READING TEXT >>

So I no longer go about crushing anthills. I encourage this evolution in others where I can.

Chat at ya soon!

-Meeyatch

Friday, March 7, 2008

Dorothy refuses to hold the Lion

A possible sign of Armageddon. For some reason, some friends and I got into a debate involving the Wizard of Oz. Yes, the movie. Yes that movie. Anyway, I overheard someone trying to remember which character got what from Dorothy at the end of the film. There was a brain mentioned, and someone got a golden elbow...and one ring ruled them all. Sad...just sad. Clearly these folks were not schooled in the ways of the Emerald city and had their facts...well...twisted.

Now I love movies. And while I will never claim to be a great fan of the Wizard of Oz (or that musical abortion "The Wiz") I do know who got what. I assured them that the Scarecrow got the brain, the Tin Man got the heart, and the Lion received courage. This was met with puzzled stares. "What!?" I said. Well, they explained, it didn't make sense that the first two got body parts, organs actually, and the Lion got courage. They could grasp that Dorothy could hand the Scarecrow a brain, the Tin Man a heart but how do you hand someone a concept? A virtue?

PROBLEM >>
Answer these from the blog text:
(a) What does the writer say they no longer go about doing?
(b) What date appears in the blog text?
(c) According to the writer, what did the Tin Man get?
The entries that follow have no connection to the blog text.

Data records >>

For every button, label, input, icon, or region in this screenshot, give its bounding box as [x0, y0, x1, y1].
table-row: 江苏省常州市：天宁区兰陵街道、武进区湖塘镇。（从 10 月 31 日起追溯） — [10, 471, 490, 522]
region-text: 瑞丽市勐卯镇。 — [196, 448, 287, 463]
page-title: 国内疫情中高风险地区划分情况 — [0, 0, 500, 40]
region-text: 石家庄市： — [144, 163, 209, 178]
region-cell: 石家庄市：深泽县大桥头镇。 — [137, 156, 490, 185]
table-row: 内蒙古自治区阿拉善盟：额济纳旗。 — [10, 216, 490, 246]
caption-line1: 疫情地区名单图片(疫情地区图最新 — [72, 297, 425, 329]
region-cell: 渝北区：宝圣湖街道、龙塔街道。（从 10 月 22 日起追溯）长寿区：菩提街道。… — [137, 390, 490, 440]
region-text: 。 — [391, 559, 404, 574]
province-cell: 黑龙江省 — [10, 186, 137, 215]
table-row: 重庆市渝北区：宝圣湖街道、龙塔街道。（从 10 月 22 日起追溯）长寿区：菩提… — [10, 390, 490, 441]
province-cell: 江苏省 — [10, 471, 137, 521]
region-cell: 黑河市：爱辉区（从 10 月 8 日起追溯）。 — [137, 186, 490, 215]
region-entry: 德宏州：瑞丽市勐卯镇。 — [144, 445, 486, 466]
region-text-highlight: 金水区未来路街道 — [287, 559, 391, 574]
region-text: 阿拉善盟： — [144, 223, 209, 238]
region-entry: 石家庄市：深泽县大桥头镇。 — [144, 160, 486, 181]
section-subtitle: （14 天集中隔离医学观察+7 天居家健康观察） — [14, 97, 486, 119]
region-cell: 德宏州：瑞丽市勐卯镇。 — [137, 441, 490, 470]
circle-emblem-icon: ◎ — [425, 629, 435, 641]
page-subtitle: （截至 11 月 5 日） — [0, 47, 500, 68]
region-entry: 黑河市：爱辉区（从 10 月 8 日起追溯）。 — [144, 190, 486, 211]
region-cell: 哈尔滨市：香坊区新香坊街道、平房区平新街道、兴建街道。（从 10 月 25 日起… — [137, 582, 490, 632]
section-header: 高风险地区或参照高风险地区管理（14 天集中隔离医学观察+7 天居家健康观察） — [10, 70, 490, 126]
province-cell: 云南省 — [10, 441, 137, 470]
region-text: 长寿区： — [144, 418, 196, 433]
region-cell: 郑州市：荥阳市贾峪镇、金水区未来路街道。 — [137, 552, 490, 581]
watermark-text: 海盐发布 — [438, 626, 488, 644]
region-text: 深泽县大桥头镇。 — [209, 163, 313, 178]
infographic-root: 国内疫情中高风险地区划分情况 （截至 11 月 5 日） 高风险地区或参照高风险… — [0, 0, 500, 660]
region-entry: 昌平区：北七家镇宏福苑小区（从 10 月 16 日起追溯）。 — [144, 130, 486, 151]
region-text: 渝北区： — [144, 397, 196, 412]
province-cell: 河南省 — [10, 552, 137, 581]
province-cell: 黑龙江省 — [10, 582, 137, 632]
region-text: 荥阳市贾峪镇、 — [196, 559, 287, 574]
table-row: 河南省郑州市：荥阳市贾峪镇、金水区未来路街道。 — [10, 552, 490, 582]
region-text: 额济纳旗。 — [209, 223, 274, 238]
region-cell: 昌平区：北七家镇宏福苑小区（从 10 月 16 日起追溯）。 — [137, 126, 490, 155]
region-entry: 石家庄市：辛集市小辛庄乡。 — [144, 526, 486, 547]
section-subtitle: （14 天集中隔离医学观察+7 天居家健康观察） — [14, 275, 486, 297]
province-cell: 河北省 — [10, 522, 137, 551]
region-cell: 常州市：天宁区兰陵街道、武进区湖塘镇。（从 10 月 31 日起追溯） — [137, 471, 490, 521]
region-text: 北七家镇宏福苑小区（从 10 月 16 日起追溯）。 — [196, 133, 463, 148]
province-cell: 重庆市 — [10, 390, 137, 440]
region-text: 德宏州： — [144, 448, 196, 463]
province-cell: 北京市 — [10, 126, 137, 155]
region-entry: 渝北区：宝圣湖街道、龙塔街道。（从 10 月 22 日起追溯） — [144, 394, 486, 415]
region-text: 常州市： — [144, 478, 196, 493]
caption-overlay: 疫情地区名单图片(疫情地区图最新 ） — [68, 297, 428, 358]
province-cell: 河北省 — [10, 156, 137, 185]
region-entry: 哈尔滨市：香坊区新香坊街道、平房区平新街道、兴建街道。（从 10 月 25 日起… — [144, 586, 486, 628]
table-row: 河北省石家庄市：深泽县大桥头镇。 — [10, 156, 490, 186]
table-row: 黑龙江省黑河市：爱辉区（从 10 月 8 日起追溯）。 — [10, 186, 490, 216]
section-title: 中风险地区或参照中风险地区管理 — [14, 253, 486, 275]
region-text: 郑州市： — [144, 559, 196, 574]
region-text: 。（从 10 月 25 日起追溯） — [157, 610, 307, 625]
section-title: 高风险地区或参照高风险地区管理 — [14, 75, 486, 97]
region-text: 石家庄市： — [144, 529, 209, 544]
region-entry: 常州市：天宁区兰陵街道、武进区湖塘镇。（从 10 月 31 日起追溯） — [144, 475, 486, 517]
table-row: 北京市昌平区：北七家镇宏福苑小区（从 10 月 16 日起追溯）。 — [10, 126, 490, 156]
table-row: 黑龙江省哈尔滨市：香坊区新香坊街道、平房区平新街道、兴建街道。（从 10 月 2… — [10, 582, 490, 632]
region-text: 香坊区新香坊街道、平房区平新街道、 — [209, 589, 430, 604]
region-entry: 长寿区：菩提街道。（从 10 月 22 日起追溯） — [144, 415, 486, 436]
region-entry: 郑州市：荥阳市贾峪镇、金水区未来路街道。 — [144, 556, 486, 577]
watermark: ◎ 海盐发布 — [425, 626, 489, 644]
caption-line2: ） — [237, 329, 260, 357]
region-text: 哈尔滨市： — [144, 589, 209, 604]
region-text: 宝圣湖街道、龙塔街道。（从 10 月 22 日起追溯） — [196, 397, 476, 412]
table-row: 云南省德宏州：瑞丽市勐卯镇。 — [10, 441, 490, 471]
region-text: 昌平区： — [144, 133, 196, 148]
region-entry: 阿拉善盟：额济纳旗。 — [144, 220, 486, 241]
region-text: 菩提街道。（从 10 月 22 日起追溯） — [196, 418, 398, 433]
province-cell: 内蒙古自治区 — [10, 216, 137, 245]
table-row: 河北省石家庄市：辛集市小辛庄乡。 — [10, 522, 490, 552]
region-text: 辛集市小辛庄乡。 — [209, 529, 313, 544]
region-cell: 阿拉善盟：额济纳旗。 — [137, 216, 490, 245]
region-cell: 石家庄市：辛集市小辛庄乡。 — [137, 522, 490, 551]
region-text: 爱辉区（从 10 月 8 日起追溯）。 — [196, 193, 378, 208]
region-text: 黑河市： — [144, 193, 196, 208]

EXERCISE RESPONSE >>
(a) Crushing anthills.
(b) Friday, March 7, 2008.
(c) The heart.